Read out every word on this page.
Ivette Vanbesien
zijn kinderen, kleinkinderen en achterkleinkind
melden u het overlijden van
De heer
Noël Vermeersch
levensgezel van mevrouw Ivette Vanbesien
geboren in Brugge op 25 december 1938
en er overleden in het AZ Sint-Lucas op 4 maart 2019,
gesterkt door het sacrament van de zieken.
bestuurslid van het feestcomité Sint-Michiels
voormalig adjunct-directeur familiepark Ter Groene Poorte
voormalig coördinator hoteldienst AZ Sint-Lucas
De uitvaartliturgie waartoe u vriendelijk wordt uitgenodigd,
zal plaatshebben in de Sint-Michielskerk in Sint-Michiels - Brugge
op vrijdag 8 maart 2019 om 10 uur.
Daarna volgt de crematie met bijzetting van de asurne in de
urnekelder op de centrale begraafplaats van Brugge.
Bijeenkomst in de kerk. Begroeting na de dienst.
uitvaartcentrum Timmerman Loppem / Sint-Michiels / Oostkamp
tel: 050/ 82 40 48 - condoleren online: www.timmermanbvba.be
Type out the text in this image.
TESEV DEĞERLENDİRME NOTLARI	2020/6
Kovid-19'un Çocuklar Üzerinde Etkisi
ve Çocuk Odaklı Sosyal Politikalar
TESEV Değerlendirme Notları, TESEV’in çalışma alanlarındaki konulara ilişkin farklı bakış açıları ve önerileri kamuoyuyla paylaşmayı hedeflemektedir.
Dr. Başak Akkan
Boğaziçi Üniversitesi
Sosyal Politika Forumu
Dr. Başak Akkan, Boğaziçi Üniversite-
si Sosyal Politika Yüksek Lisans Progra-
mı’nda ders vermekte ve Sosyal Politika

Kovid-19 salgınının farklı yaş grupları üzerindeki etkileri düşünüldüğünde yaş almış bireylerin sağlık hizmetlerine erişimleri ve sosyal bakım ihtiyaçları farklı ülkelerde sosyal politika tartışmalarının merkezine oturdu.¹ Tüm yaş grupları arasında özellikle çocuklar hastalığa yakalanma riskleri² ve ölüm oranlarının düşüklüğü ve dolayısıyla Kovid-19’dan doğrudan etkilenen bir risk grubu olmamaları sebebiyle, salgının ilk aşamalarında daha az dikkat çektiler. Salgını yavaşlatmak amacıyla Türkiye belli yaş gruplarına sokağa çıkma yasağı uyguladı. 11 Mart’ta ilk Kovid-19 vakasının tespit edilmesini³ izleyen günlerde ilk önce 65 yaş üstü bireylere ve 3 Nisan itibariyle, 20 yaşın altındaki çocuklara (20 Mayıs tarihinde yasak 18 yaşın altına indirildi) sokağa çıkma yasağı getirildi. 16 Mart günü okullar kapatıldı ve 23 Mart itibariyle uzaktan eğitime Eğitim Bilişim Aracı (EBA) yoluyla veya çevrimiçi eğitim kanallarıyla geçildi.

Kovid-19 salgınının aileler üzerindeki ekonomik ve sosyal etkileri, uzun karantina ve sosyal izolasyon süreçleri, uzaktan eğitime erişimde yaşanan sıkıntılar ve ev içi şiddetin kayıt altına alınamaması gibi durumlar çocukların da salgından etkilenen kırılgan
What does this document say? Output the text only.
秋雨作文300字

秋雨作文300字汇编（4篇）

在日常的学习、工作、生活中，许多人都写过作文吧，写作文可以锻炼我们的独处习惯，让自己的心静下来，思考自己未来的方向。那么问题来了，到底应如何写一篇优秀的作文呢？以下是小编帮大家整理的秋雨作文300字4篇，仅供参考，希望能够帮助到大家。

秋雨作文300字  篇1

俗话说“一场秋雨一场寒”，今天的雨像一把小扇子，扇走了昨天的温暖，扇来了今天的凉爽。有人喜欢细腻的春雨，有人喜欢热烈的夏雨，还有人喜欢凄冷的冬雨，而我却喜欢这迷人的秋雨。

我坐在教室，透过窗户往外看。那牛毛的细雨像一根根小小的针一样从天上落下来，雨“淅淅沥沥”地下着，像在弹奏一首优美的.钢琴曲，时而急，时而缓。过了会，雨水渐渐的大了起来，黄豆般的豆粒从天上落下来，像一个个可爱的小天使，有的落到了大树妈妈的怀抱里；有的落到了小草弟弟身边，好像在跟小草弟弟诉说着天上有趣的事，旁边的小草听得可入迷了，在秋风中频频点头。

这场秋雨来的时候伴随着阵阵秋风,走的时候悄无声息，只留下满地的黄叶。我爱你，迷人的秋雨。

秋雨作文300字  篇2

◇ ◇ ◇ ◇

REQUEST
Quote exactly the line containing "What does this" and every later line through the end of the listing, and no other lines.

ANSWER BELOW
What does this document say? Output the text only.
秋雨作文300字

秋雨作文300字汇编（4篇）

在日常的学习、工作、生活中，许多人都写过作文吧，写作文可以锻炼我们的独处习惯，让自己的心静下来，思考自己未来的方向。那么问题来了，到底应如何写一篇优秀的作文呢？以下是小编帮大家整理的秋雨作文300字4篇，仅供参考，希望能够帮助到大家。

秋雨作文300字  篇1

俗话说“一场秋雨一场寒”，今天的雨像一把小扇子，扇走了昨天的温暖，扇来了今天的凉爽。有人喜欢细腻的春雨，有人喜欢热烈的夏雨，还有人喜欢凄冷的冬雨，而我却喜欢这迷人的秋雨。

我坐在教室，透过窗户往外看。那牛毛的细雨像一根根小小的针一样从天上落下来，雨“淅淅沥沥”地下着，像在弹奏一首优美的.钢琴曲，时而急，时而缓。过了会，雨水渐渐的大了起来，黄豆般的豆粒从天上落下来，像一个个可爱的小天使，有的落到了大树妈妈的怀抱里；有的落到了小草弟弟身边，好像在跟小草弟弟诉说着天上有趣的事，旁边的小草听得可入迷了，在秋风中频频点头。

这场秋雨来的时候伴随着阵阵秋风,走的时候悄无声息，只留下满地的黄叶。我爱你，迷人的秋雨。

秋雨作文300字  篇2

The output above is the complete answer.